Task statement =>
Retype the data that follows line by line, exactly, and leave its pictures out.

>> start Exercise materials

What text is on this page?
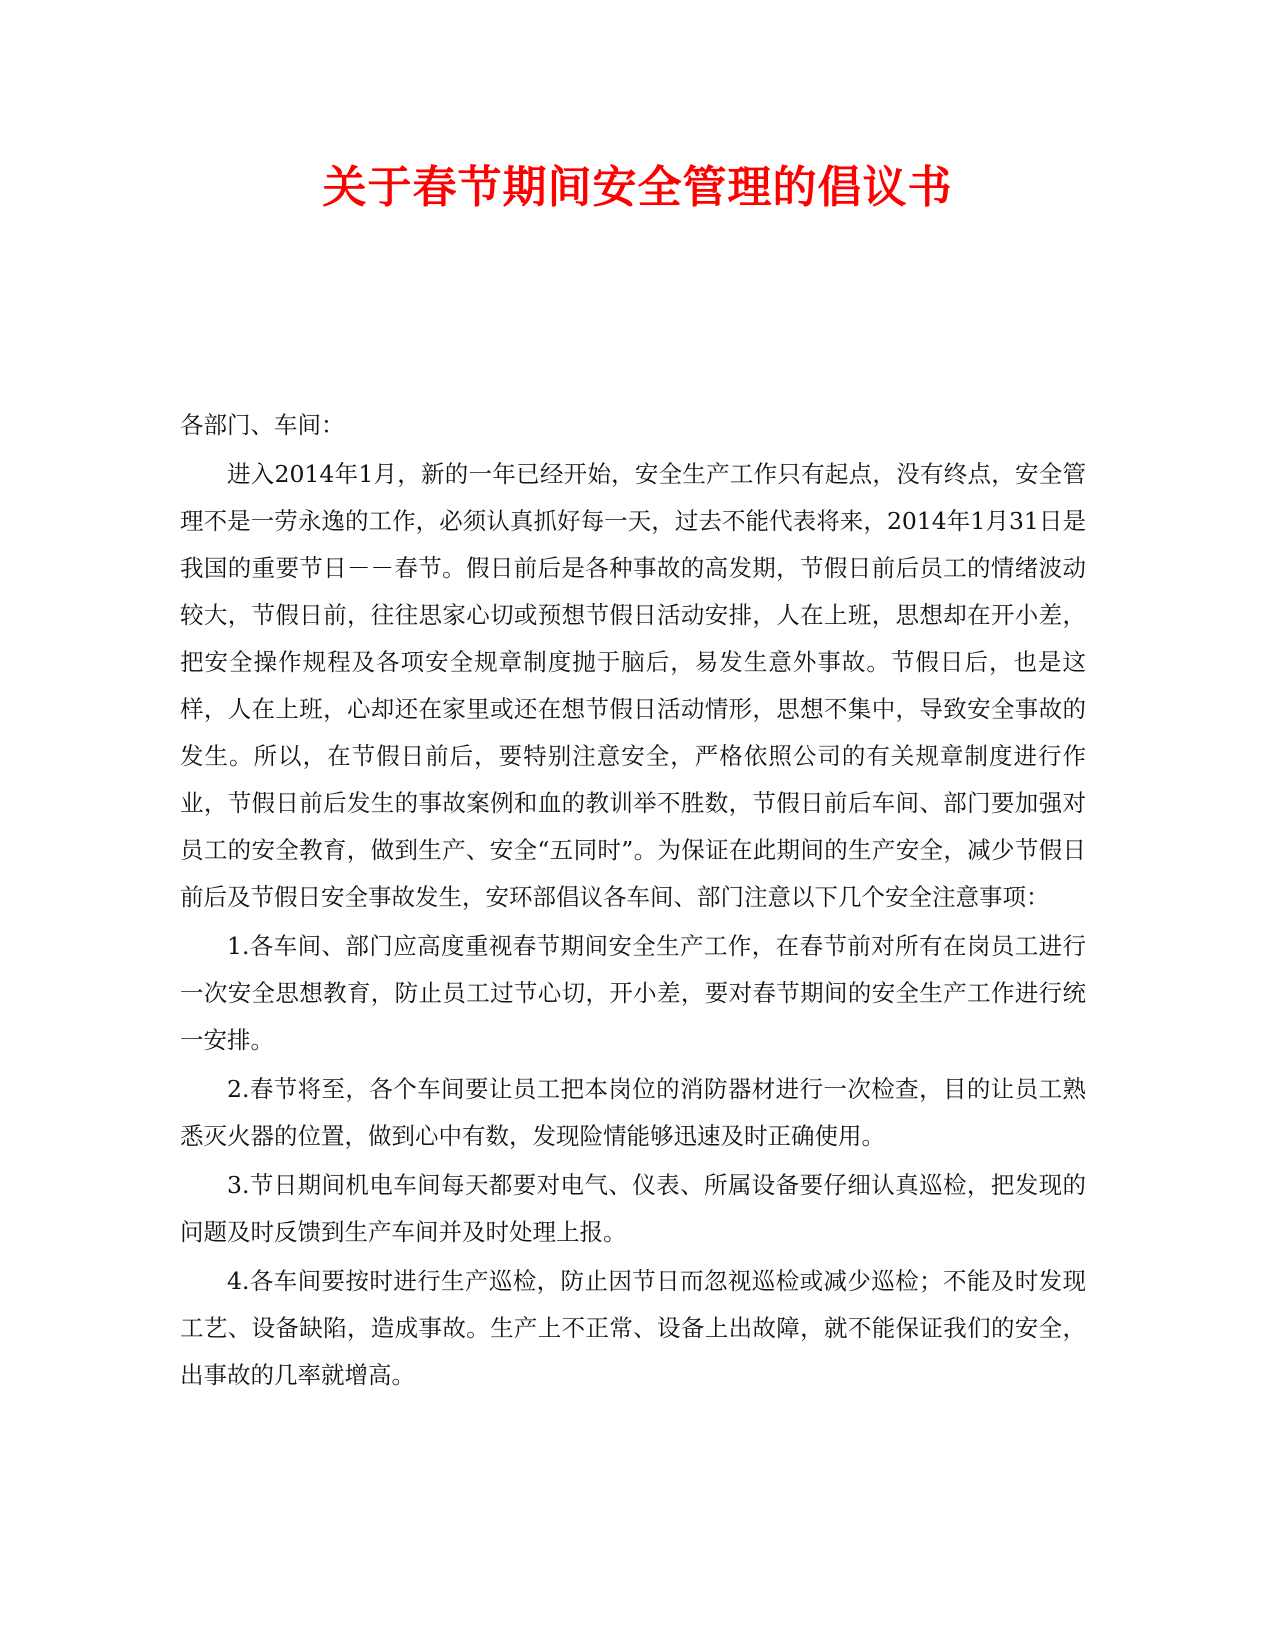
关于春节期间安全管理的倡议书

各部门、车间：

进入2014年1月，新的一年已经开始，安全生产工作只有起点，没有终点，安全管理不是一劳永逸的工作，必须认真抓好每一天，过去不能代表将来，2014年1月31日是我国的重要节日－－春节。假日前后是各种事故的高发期，节假日前后员工的情绪波动较大，节假日前，往往思家心切或预想节假日活动安排，人在上班，思想却在开小差，把安全操作规程及各项安全规章制度抛于脑后，易发生意外事故。节假日后，也是这样，人在上班，心却还在家里或还在想节假日活动情形，思想不集中，导致安全事故的发生。所以，在节假日前后，要特别注意安全，严格依照公司的有关规章制度进行作业，节假日前后发生的事故案例和血的教训举不胜数，节假日前后车间、部门要加强对员工的安全教育，做到生产、安全“五同时”。为保证在此期间的生产安全，减少节假日前后及节假日安全事故发生，安环部倡议各车间、部门注意以下几个安全注意事项：

1.各车间、部门应高度重视春节期间安全生产工作，在春节前对所有在岗员工进行一次安全思想教育，防止员工过节心切，开小差，要对春节期间的安全生产工作进行统一安排。

2.春节将至，各个车间要让员工把本岗位的消防器材进行一次检查，目的让员工熟悉灭火器的位置，做到心中有数，发现险情能够迅速及时正确使用。

3.节日期间机电车间每天都要对电气、仪表、所属设备要仔细认真巡检，把发现的问题及时反馈到生产车间并及时处理上报。

4.各车间要按时进行生产巡检，防止因节日而忽视巡检或减少巡检；不能及时发现工艺、设备缺陷，造成事故。生产上不正常、设备上出故障，就不能保证我们的安全，出事故的几率就增高。
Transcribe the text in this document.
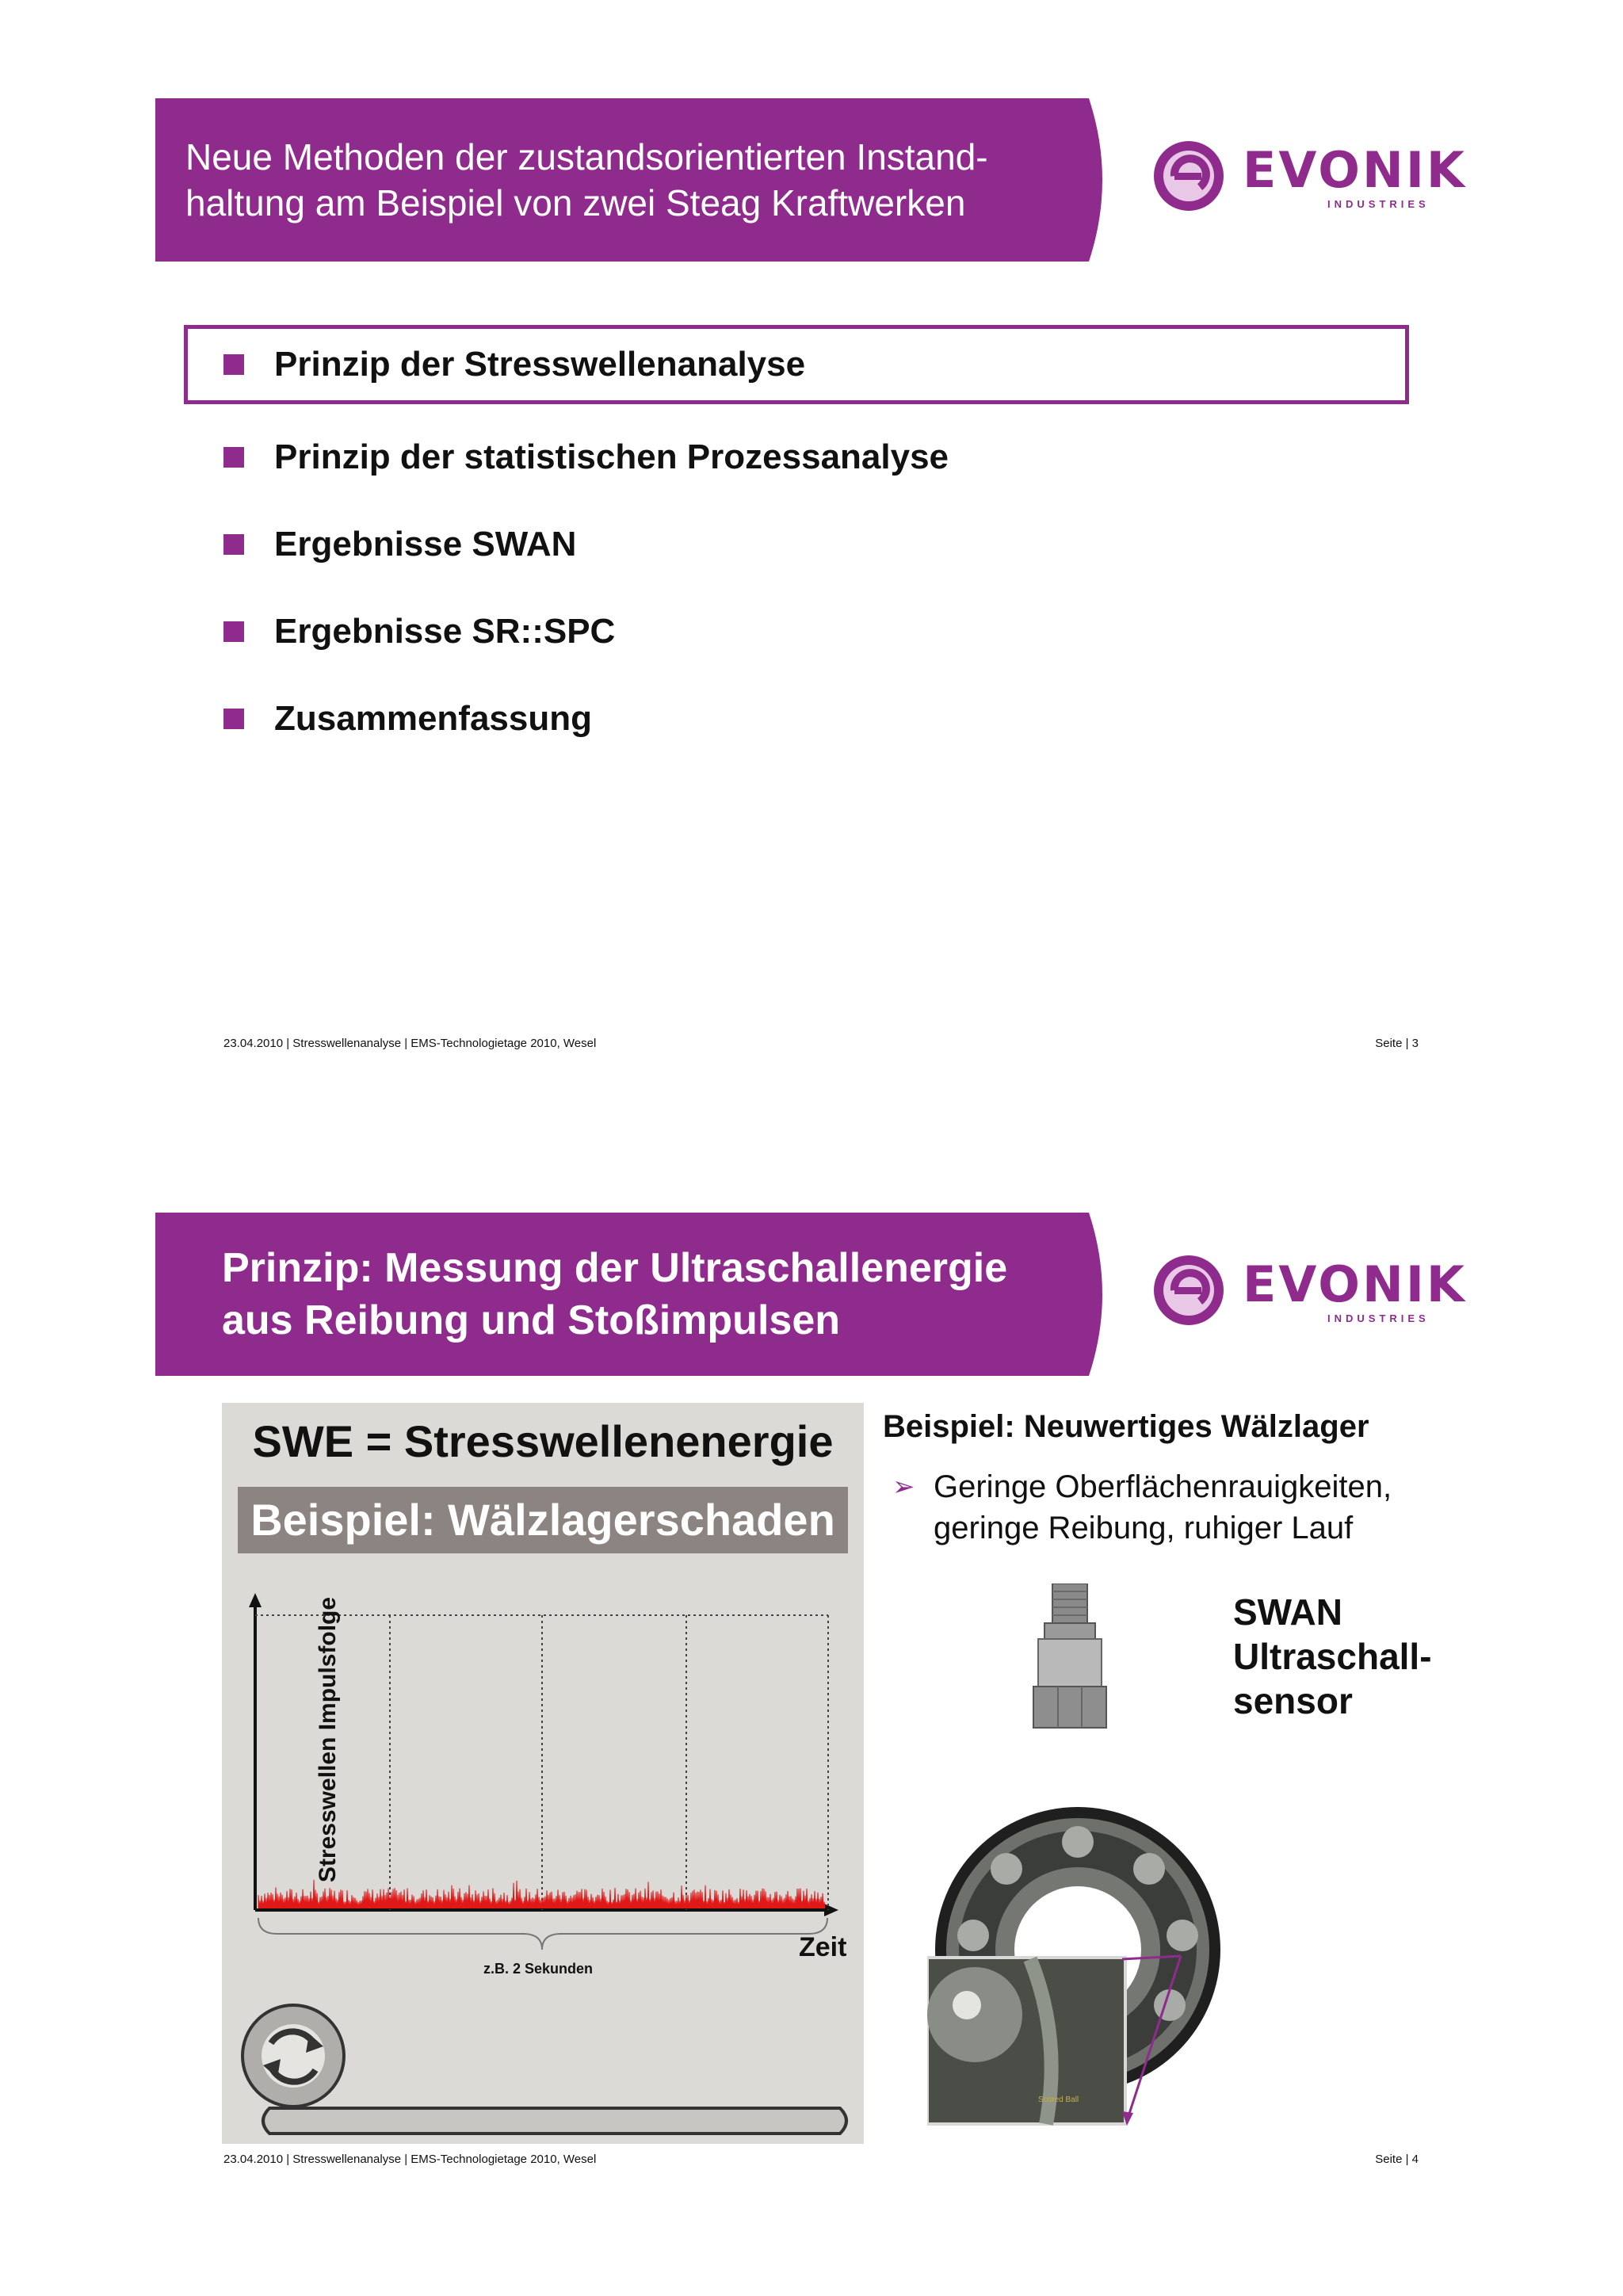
Neue Methoden der zustandsorientierten Instand-
haltung am Beispiel von zwei Steag Kraftwerken
EVONIK
INDUSTRIES
Prinzip der Stresswellenanalyse
Prinzip der statistischen Prozessanalyse
Ergebnisse SWAN
Ergebnisse SR::SPC
Zusammenfassung
23.04.2010 | Stresswellenanalyse | EMS-Technologietage 2010, Wesel	Seite | 3
Prinzip: Messung der Ultraschallenergie
aus Reibung und Stoßimpulsen
EVONIK
INDUSTRIES
SWE = Stresswellenenergie
Beispiel: Wälzlagerschaden
Stresswellen Impulsfolge
Zeit
z.B. 2 Sekunden
Beispiel: Neuwertiges Wälzlager
➢ Geringe Oberflächenrauigkeiten,
geringe Reibung, ruhiger Lauf
SWAN
Ultraschall-
sensor
Scored Ball
23.04.2010 | Stresswellenanalyse | EMS-Technologietage 2010, Wesel	Seite | 4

>> end Exercise materials

Solution for this exercise =>
What text is on this page?
关于春节期间安全管理的倡议书

各部门、车间：

进入2014年1月，新的一年已经开始，安全生产工作只有起点，没有终点，安全管理不是一劳永逸的工作，必须认真抓好每一天，过去不能代表将来，2014年1月31日是我国的重要节日－－春节。假日前后是各种事故的高发期，节假日前后员工的情绪波动较大，节假日前，往往思家心切或预想节假日活动安排，人在上班，思想却在开小差，把安全操作规程及各项安全规章制度抛于脑后，易发生意外事故。节假日后，也是这样，人在上班，心却还在家里或还在想节假日活动情形，思想不集中，导致安全事故的发生。所以，在节假日前后，要特别注意安全，严格依照公司的有关规章制度进行作业，节假日前后发生的事故案例和血的教训举不胜数，节假日前后车间、部门要加强对员工的安全教育，做到生产、安全“五同时”。为保证在此期间的生产安全，减少节假日前后及节假日安全事故发生，安环部倡议各车间、部门注意以下几个安全注意事项：

1.各车间、部门应高度重视春节期间安全生产工作，在春节前对所有在岗员工进行一次安全思想教育，防止员工过节心切，开小差，要对春节期间的安全生产工作进行统一安排。

2.春节将至，各个车间要让员工把本岗位的消防器材进行一次检查，目的让员工熟悉灭火器的位置，做到心中有数，发现险情能够迅速及时正确使用。

3.节日期间机电车间每天都要对电气、仪表、所属设备要仔细认真巡检，把发现的问题及时反馈到生产车间并及时处理上报。

4.各车间要按时进行生产巡检，防止因节日而忽视巡检或减少巡检；不能及时发现工艺、设备缺陷，造成事故。生产上不正常、设备上出故障，就不能保证我们的安全，出事故的几率就增高。
Transcribe the text in this document.
Neue Methoden der zustandsorientierten Instand-
haltung am Beispiel von zwei Steag Kraftwerken
EVONIK
INDUSTRIES
Prinzip der Stresswellenanalyse
Prinzip der statistischen Prozessanalyse
Ergebnisse SWAN
Ergebnisse SR::SPC
Zusammenfassung
23.04.2010 | Stresswellenanalyse | EMS-Technologietage 2010, Wesel	Seite | 3
Prinzip: Messung der Ultraschallenergie
aus Reibung und Stoßimpulsen
EVONIK
INDUSTRIES
SWE = Stresswellenenergie
Beispiel: Wälzlagerschaden
Stresswellen Impulsfolge
Zeit
z.B. 2 Sekunden
Beispiel: Neuwertiges Wälzlager
➢ Geringe Oberflächenrauigkeiten,
geringe Reibung, ruhiger Lauf
SWAN
Ultraschall-
sensor
Scored Ball
23.04.2010 | Stresswellenanalyse | EMS-Technologietage 2010, Wesel	Seite | 4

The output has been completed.